# Records supplied start

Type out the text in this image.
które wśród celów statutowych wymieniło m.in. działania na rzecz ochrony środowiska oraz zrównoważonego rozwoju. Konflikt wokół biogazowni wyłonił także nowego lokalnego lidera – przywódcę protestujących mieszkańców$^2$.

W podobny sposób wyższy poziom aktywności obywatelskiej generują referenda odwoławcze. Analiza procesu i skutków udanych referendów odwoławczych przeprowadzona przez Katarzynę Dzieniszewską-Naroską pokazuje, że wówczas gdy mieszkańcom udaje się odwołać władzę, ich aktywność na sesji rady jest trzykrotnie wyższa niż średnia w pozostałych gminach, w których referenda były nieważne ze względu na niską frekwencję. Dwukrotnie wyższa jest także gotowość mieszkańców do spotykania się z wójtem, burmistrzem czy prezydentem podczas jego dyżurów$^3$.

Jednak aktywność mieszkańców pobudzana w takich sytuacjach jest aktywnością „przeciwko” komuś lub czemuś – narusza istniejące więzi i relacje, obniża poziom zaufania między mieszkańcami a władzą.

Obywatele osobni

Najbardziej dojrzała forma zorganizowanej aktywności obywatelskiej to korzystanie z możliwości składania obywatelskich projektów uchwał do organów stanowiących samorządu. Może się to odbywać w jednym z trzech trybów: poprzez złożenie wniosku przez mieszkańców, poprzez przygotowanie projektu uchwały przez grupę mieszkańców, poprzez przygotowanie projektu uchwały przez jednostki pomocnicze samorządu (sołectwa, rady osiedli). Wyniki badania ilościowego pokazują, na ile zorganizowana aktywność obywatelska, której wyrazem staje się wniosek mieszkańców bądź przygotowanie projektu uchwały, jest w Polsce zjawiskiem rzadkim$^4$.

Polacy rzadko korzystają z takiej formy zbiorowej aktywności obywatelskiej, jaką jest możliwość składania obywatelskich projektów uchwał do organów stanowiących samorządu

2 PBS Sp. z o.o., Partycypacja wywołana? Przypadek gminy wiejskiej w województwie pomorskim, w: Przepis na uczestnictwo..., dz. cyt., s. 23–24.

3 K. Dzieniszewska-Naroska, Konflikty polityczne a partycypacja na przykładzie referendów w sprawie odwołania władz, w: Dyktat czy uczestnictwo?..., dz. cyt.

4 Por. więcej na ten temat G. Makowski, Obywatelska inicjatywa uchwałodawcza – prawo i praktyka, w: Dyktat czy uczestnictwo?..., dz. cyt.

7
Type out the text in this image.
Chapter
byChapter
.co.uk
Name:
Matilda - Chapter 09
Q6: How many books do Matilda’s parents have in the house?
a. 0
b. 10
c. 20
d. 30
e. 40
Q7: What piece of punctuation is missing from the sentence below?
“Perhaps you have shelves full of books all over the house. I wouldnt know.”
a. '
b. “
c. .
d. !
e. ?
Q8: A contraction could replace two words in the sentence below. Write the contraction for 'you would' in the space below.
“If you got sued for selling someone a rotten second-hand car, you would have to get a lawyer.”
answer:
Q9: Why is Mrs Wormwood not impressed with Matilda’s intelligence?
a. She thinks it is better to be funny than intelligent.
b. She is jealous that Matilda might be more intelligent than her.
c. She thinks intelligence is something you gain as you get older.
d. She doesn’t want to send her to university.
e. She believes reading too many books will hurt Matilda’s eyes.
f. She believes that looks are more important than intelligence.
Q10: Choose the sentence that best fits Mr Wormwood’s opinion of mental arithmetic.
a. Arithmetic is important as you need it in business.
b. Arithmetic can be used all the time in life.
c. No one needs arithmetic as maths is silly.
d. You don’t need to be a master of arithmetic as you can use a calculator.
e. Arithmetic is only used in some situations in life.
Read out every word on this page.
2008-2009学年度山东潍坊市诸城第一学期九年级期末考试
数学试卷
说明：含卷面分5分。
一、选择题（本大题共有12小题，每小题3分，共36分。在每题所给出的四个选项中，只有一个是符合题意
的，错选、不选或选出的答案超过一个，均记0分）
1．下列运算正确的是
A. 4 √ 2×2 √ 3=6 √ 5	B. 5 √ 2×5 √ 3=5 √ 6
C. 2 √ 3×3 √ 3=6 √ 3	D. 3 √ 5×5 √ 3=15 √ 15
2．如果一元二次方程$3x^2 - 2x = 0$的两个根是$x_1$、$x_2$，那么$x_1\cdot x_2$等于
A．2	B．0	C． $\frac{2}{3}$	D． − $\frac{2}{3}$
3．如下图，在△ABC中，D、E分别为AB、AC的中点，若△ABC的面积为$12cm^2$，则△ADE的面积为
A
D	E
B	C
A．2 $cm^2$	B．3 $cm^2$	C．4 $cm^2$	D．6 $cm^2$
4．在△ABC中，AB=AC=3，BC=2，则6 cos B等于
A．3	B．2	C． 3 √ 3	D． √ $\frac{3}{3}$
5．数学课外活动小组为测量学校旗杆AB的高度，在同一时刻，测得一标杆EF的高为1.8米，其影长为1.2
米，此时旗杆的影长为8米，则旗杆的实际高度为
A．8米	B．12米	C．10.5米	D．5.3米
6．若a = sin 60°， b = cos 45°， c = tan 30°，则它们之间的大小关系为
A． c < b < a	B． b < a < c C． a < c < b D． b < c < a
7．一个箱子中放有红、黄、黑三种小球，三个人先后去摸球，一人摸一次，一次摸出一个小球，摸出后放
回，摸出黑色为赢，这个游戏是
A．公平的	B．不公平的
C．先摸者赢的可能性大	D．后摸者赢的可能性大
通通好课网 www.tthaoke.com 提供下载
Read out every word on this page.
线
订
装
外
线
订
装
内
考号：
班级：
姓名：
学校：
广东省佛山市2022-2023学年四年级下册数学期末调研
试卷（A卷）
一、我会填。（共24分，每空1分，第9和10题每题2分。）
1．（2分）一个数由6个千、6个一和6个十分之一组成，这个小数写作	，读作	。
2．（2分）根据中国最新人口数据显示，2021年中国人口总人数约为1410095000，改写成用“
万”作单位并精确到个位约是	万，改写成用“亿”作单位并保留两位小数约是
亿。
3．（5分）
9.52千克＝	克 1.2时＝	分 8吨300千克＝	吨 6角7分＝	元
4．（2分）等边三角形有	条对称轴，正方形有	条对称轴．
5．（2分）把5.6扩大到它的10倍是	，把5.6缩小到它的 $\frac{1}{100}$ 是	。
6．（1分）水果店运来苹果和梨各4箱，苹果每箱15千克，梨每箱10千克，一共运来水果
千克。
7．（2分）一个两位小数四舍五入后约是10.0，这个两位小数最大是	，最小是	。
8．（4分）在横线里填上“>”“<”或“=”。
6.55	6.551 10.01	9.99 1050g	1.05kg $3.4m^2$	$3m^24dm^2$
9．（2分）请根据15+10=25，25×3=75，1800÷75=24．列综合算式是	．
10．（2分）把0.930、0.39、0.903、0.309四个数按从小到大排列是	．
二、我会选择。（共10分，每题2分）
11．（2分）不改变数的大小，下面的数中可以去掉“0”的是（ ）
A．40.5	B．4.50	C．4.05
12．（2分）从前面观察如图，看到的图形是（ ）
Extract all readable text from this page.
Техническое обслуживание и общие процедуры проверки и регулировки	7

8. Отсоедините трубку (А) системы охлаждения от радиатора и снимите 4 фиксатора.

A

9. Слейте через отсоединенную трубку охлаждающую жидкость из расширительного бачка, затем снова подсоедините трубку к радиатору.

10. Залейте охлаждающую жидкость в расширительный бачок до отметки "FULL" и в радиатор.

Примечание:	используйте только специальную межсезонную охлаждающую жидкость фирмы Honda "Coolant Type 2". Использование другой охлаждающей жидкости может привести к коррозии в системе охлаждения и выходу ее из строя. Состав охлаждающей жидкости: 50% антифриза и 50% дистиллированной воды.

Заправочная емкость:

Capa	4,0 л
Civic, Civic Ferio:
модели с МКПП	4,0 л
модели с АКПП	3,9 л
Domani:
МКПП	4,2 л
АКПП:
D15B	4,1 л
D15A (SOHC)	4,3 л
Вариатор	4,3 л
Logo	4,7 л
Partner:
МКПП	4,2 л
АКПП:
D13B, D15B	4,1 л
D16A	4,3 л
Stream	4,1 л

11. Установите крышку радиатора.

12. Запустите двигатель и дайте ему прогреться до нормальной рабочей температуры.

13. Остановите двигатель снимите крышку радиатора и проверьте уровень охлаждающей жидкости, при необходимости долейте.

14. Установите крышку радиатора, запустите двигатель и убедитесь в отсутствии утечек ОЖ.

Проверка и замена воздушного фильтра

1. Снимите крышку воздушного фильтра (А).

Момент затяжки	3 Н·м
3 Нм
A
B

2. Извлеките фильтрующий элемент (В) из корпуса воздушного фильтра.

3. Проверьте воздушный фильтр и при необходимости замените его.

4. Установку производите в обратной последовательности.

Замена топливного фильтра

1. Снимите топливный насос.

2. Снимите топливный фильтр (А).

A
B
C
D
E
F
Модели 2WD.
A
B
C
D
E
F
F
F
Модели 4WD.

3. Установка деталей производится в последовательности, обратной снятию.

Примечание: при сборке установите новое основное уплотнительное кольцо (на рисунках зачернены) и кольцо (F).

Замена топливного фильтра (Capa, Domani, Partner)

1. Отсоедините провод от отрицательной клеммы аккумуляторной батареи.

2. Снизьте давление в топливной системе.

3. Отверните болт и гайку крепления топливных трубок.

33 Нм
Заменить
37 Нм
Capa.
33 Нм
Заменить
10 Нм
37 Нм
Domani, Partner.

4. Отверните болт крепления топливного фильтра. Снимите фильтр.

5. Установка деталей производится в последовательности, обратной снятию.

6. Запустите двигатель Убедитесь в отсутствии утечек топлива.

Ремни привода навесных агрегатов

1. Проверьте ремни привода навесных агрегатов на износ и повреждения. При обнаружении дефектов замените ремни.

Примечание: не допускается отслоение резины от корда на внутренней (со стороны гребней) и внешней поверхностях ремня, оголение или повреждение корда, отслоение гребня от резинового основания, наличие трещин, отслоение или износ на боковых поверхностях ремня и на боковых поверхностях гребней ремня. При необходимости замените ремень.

# Records supplied end

**What the task requires**. Gather every line containing the word "obywatelskich" and copy it.

**Exercise output**.
Najbardziej dojrzała forma zorganizowanej aktywności obywatelskiej to korzystanie z możliwości składania obywatelskich projektów uchwał do organów stanowiących samorządu. Może się to odbywać w jednym z trzech trybów: poprzez złożenie wniosku przez mieszkańców, poprzez przygotowanie projektu uchwały przez grupę mieszkańców, poprzez przygotowanie projektu uchwały przez jednostki pomocnicze samorządu (sołectwa, rady osiedli). Wyniki badania ilościowego pokazują, na ile zorganizowana aktywność obywatelska, której wyrazem staje się wniosek mieszkańców bądź przygotowanie projektu uchwały, jest w Polsce zjawiskiem rzadkim$^4$.
Polacy rzadko korzystają z takiej formy zbiorowej aktywności obywatelskiej, jaką jest możliwość składania obywatelskich projektów uchwał do organów stanowiących samorządu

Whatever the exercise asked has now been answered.